GIVEN PROBLEM
Give an exact transcription of every line, dropping the images.

▼

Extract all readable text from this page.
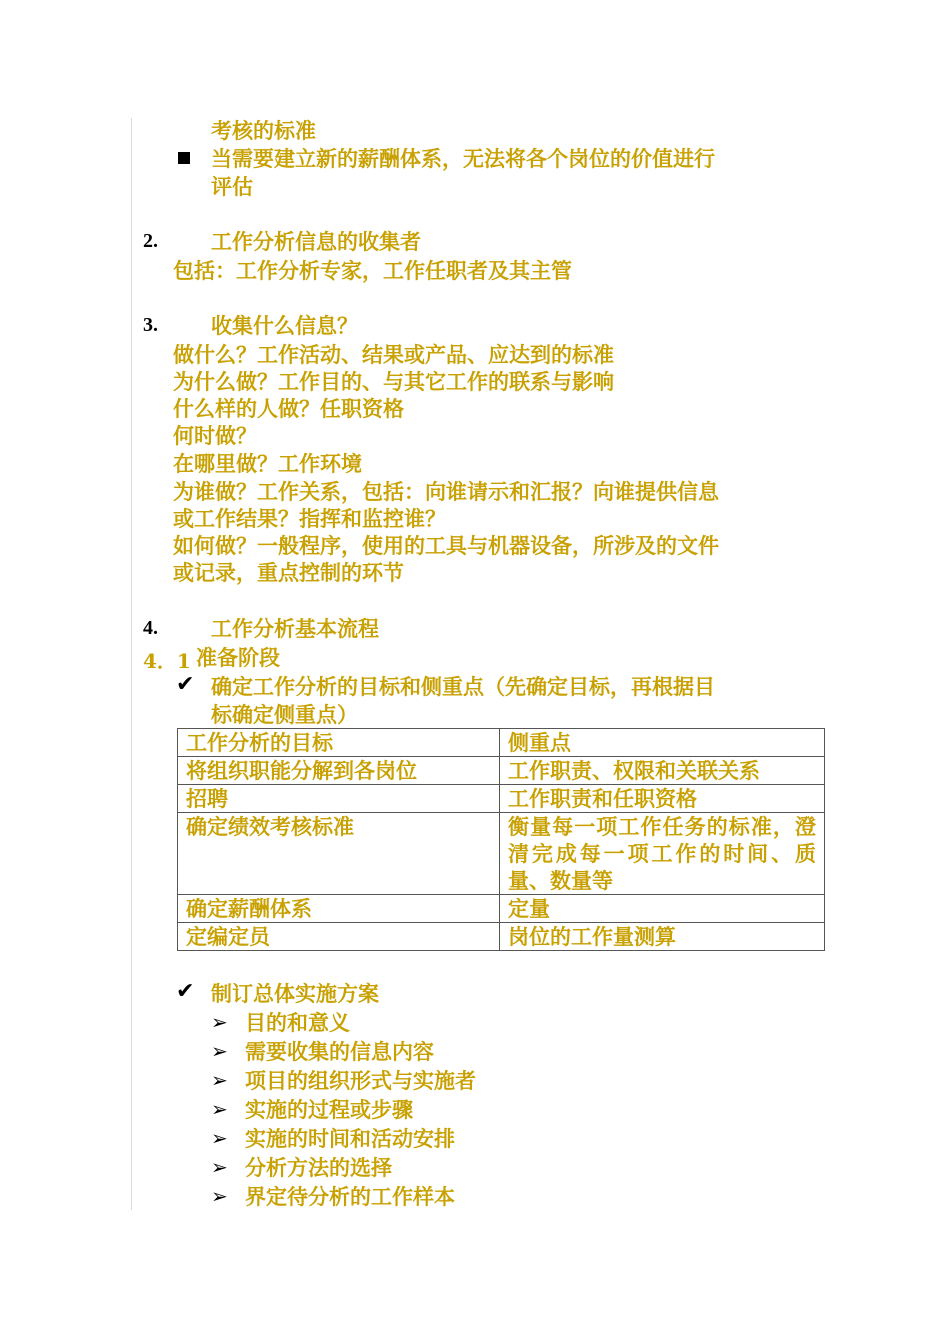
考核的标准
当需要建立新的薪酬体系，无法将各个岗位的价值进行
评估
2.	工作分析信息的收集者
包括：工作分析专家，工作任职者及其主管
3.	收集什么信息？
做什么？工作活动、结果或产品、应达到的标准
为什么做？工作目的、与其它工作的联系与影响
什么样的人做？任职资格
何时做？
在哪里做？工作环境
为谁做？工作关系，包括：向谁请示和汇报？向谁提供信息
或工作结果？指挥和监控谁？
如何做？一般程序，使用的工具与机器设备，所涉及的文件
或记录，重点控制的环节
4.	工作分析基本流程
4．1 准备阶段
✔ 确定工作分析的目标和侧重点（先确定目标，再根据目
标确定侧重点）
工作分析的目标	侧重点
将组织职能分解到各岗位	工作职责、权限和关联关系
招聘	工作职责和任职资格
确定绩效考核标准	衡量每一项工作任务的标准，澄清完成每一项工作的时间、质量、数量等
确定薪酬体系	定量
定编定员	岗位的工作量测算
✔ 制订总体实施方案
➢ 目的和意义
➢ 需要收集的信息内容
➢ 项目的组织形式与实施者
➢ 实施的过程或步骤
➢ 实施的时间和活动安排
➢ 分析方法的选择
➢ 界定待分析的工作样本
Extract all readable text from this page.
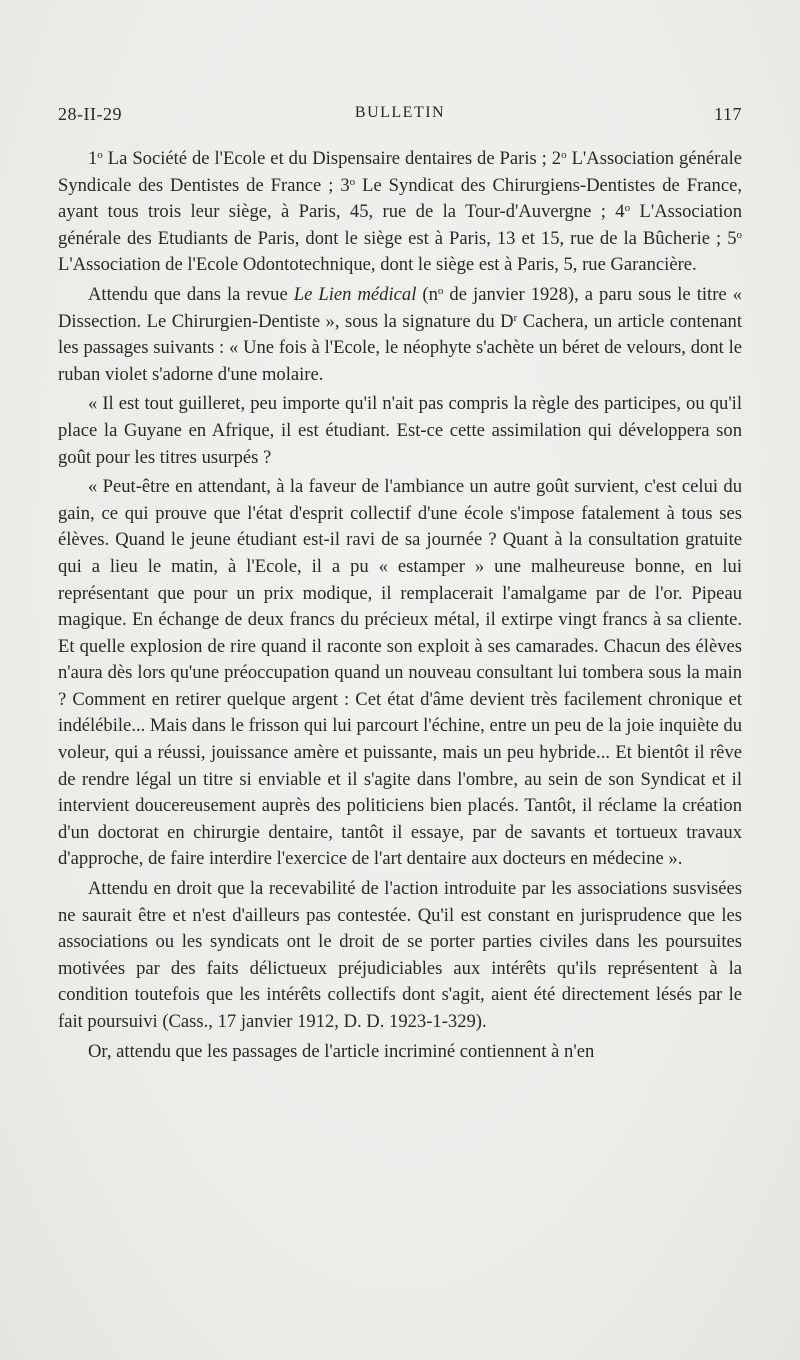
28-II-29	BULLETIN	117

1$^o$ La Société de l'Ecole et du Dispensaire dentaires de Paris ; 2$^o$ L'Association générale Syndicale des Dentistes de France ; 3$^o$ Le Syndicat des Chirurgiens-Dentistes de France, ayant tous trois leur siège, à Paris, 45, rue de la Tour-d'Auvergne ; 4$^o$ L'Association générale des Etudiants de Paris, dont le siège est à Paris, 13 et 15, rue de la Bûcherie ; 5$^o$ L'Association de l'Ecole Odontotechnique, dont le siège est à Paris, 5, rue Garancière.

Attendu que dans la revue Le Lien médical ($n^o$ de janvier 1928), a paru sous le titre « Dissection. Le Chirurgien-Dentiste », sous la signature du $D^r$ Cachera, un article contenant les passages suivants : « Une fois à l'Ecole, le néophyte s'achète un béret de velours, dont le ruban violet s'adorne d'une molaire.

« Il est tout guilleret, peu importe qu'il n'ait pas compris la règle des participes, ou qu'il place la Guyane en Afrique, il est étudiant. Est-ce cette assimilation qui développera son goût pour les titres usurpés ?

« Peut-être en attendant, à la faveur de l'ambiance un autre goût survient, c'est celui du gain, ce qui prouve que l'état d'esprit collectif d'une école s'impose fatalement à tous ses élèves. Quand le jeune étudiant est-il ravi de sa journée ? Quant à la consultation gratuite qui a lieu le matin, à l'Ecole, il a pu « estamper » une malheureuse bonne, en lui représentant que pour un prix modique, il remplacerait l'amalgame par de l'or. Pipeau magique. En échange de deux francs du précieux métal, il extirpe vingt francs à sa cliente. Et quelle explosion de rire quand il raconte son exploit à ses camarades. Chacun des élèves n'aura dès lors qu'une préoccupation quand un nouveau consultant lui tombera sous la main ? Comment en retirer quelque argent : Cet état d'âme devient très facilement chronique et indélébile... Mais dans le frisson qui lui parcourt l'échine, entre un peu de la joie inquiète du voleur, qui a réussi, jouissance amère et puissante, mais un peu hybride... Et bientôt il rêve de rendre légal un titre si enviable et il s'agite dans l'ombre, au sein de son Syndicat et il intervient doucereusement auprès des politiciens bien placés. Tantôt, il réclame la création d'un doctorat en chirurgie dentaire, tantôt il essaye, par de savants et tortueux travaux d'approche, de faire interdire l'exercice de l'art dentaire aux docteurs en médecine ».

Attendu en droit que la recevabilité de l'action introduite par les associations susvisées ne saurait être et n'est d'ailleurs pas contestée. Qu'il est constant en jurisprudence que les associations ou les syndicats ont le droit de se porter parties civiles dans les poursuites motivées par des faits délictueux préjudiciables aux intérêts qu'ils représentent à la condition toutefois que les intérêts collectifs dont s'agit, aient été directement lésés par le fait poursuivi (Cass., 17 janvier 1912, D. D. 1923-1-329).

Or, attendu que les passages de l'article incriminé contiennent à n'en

▲

RESPONSE TO THE EXERCISE
Extract all readable text from this page.
考核的标准
当需要建立新的薪酬体系，无法将各个岗位的价值进行
评估
2.	工作分析信息的收集者
包括：工作分析专家，工作任职者及其主管
3.	收集什么信息？
做什么？工作活动、结果或产品、应达到的标准
为什么做？工作目的、与其它工作的联系与影响
什么样的人做？任职资格
何时做？
在哪里做？工作环境
为谁做？工作关系，包括：向谁请示和汇报？向谁提供信息
或工作结果？指挥和监控谁？
如何做？一般程序，使用的工具与机器设备，所涉及的文件
或记录，重点控制的环节
4.	工作分析基本流程
4．1 准备阶段
✔ 确定工作分析的目标和侧重点（先确定目标，再根据目
标确定侧重点）
工作分析的目标	侧重点
将组织职能分解到各岗位	工作职责、权限和关联关系
招聘	工作职责和任职资格
确定绩效考核标准	衡量每一项工作任务的标准，澄清完成每一项工作的时间、质量、数量等
确定薪酬体系	定量
定编定员	岗位的工作量测算
✔ 制订总体实施方案
➢ 目的和意义
➢ 需要收集的信息内容
➢ 项目的组织形式与实施者
➢ 实施的过程或步骤
➢ 实施的时间和活动安排
➢ 分析方法的选择
➢ 界定待分析的工作样本
Extract all readable text from this page.
28-II-29	BULLETIN	117

1$^o$ La Société de l'Ecole et du Dispensaire dentaires de Paris ; 2$^o$ L'Association générale Syndicale des Dentistes de France ; 3$^o$ Le Syndicat des Chirurgiens-Dentistes de France, ayant tous trois leur siège, à Paris, 45, rue de la Tour-d'Auvergne ; 4$^o$ L'Association générale des Etudiants de Paris, dont le siège est à Paris, 13 et 15, rue de la Bûcherie ; 5$^o$ L'Association de l'Ecole Odontotechnique, dont le siège est à Paris, 5, rue Garancière.

Attendu que dans la revue Le Lien médical ($n^o$ de janvier 1928), a paru sous le titre « Dissection. Le Chirurgien-Dentiste », sous la signature du $D^r$ Cachera, un article contenant les passages suivants : « Une fois à l'Ecole, le néophyte s'achète un béret de velours, dont le ruban violet s'adorne d'une molaire.

« Il est tout guilleret, peu importe qu'il n'ait pas compris la règle des participes, ou qu'il place la Guyane en Afrique, il est étudiant. Est-ce cette assimilation qui développera son goût pour les titres usurpés ?

« Peut-être en attendant, à la faveur de l'ambiance un autre goût survient, c'est celui du gain, ce qui prouve que l'état d'esprit collectif d'une école s'impose fatalement à tous ses élèves. Quand le jeune étudiant est-il ravi de sa journée ? Quant à la consultation gratuite qui a lieu le matin, à l'Ecole, il a pu « estamper » une malheureuse bonne, en lui représentant que pour un prix modique, il remplacerait l'amalgame par de l'or. Pipeau magique. En échange de deux francs du précieux métal, il extirpe vingt francs à sa cliente. Et quelle explosion de rire quand il raconte son exploit à ses camarades. Chacun des élèves n'aura dès lors qu'une préoccupation quand un nouveau consultant lui tombera sous la main ? Comment en retirer quelque argent : Cet état d'âme devient très facilement chronique et indélébile... Mais dans le frisson qui lui parcourt l'échine, entre un peu de la joie inquiète du voleur, qui a réussi, jouissance amère et puissante, mais un peu hybride... Et bientôt il rêve de rendre légal un titre si enviable et il s'agite dans l'ombre, au sein de son Syndicat et il intervient doucereusement auprès des politiciens bien placés. Tantôt, il réclame la création d'un doctorat en chirurgie dentaire, tantôt il essaye, par de savants et tortueux travaux d'approche, de faire interdire l'exercice de l'art dentaire aux docteurs en médecine ».

Attendu en droit que la recevabilité de l'action introduite par les associations susvisées ne saurait être et n'est d'ailleurs pas contestée. Qu'il est constant en jurisprudence que les associations ou les syndicats ont le droit de se porter parties civiles dans les poursuites motivées par des faits délictueux préjudiciables aux intérêts qu'ils représentent à la condition toutefois que les intérêts collectifs dont s'agit, aient été directement lésés par le fait poursuivi (Cass., 17 janvier 1912, D. D. 1923-1-329).

Or, attendu que les passages de l'article incriminé contiennent à n'en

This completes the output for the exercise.